■ Task brief: Below are the records; reproduce all of them exactly but without any images.

■ Record extracts:
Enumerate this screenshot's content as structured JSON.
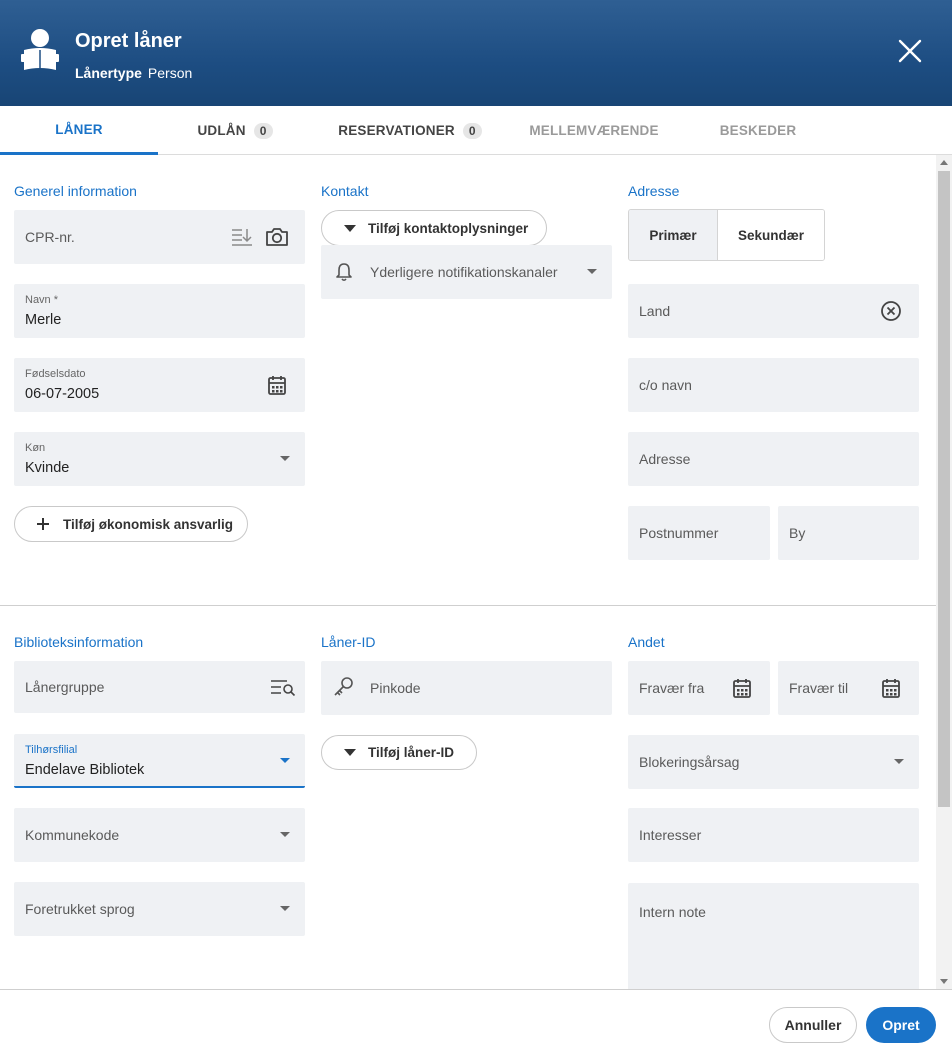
{
  "header": {
    "title": "Opret låner",
    "subtitle_label": "Lånertype",
    "subtitle_value": "Person",
    "icon": "reader-icon",
    "close_icon": "close-icon"
  },
  "tabs": [
    {
      "label": "LÅNER",
      "state": "active"
    },
    {
      "label": "UDLÅN",
      "count": "0",
      "state": "normal"
    },
    {
      "label": "RESERVATIONER",
      "count": "0",
      "state": "normal"
    },
    {
      "label": "MELLEMVÆRENDE",
      "state": "disabled"
    },
    {
      "label": "BESKEDER",
      "state": "disabled"
    }
  ],
  "general": {
    "title": "Generel information",
    "cpr": {
      "placeholder": "CPR-nr."
    },
    "name": {
      "label": "Navn *",
      "value": "Merle"
    },
    "birthdate": {
      "label": "Fødselsdato",
      "value": "06-07-2005"
    },
    "gender": {
      "label": "Køn",
      "value": "Kvinde"
    },
    "add_financial": "Tilføj økonomisk ansvarlig"
  },
  "contact": {
    "title": "Kontakt",
    "add_contact": "Tilføj kontaktoplysninger",
    "notifications": "Yderligere notifikationskanaler"
  },
  "address": {
    "title": "Adresse",
    "primary": "Primær",
    "secondary": "Sekundær",
    "country": "Land",
    "co_name": "c/o navn",
    "address": "Adresse",
    "postcode": "Postnummer",
    "city": "By"
  },
  "library": {
    "title": "Biblioteksinformation",
    "group": "Lånergruppe",
    "branch": {
      "label": "Tilhørsfilial",
      "value": "Endelave Bibliotek"
    },
    "municipality": "Kommunekode",
    "language": "Foretrukket sprog"
  },
  "borrower_id": {
    "title": "Låner-ID",
    "pin": "Pinkode",
    "add_id": "Tilføj låner-ID"
  },
  "other": {
    "title": "Andet",
    "absent_from": "Fravær fra",
    "absent_to": "Fravær til",
    "block_reason": "Blokeringsårsag",
    "interests": "Interesser",
    "internal_note": "Intern note"
  },
  "footer": {
    "cancel": "Annuller",
    "create": "Opret"
  },
  "colors": {
    "accent": "#1a73c8",
    "header": "#1d4d82",
    "field_bg": "#eff1f4"
  }
}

■ Reply to the task:
Enumerate this screenshot's content as structured JSON.
{
  "header": {
    "title": "Opret låner",
    "subtitle_label": "Lånertype",
    "subtitle_value": "Person",
    "icon": "reader-icon",
    "close_icon": "close-icon"
  },
  "tabs": [
    {
      "label": "LÅNER",
      "state": "active"
    },
    {
      "label": "UDLÅN",
      "count": "0",
      "state": "normal"
    },
    {
      "label": "RESERVATIONER",
      "count": "0",
      "state": "normal"
    },
    {
      "label": "MELLEMVÆRENDE",
      "state": "disabled"
    },
    {
      "label": "BESKEDER",
      "state": "disabled"
    }
  ],
  "general": {
    "title": "Generel information",
    "cpr": {
      "placeholder": "CPR-nr."
    },
    "name": {
      "label": "Navn *",
      "value": "Merle"
    },
    "birthdate": {
      "label": "Fødselsdato",
      "value": "06-07-2005"
    },
    "gender": {
      "label": "Køn",
      "value": "Kvinde"
    },
    "add_financial": "Tilføj økonomisk ansvarlig"
  },
  "contact": {
    "title": "Kontakt",
    "add_contact": "Tilføj kontaktoplysninger",
    "notifications": "Yderligere notifikationskanaler"
  },
  "address": {
    "title": "Adresse",
    "primary": "Primær",
    "secondary": "Sekundær",
    "country": "Land",
    "co_name": "c/o navn",
    "address": "Adresse",
    "postcode": "Postnummer",
    "city": "By"
  },
  "library": {
    "title": "Biblioteksinformation",
    "group": "Lånergruppe",
    "branch": {
      "label": "Tilhørsfilial",
      "value": "Endelave Bibliotek"
    },
    "municipality": "Kommunekode",
    "language": "Foretrukket sprog"
  },
  "borrower_id": {
    "title": "Låner-ID",
    "pin": "Pinkode",
    "add_id": "Tilføj låner-ID"
  },
  "other": {
    "title": "Andet",
    "absent_from": "Fravær fra",
    "absent_to": "Fravær til",
    "block_reason": "Blokeringsårsag",
    "interests": "Interesser",
    "internal_note": "Intern note"
  },
  "footer": {
    "cancel": "Annuller",
    "create": "Opret"
  },
  "colors": {
    "accent": "#1a73c8",
    "header": "#1d4d82",
    "field_bg": "#eff1f4"
  }
}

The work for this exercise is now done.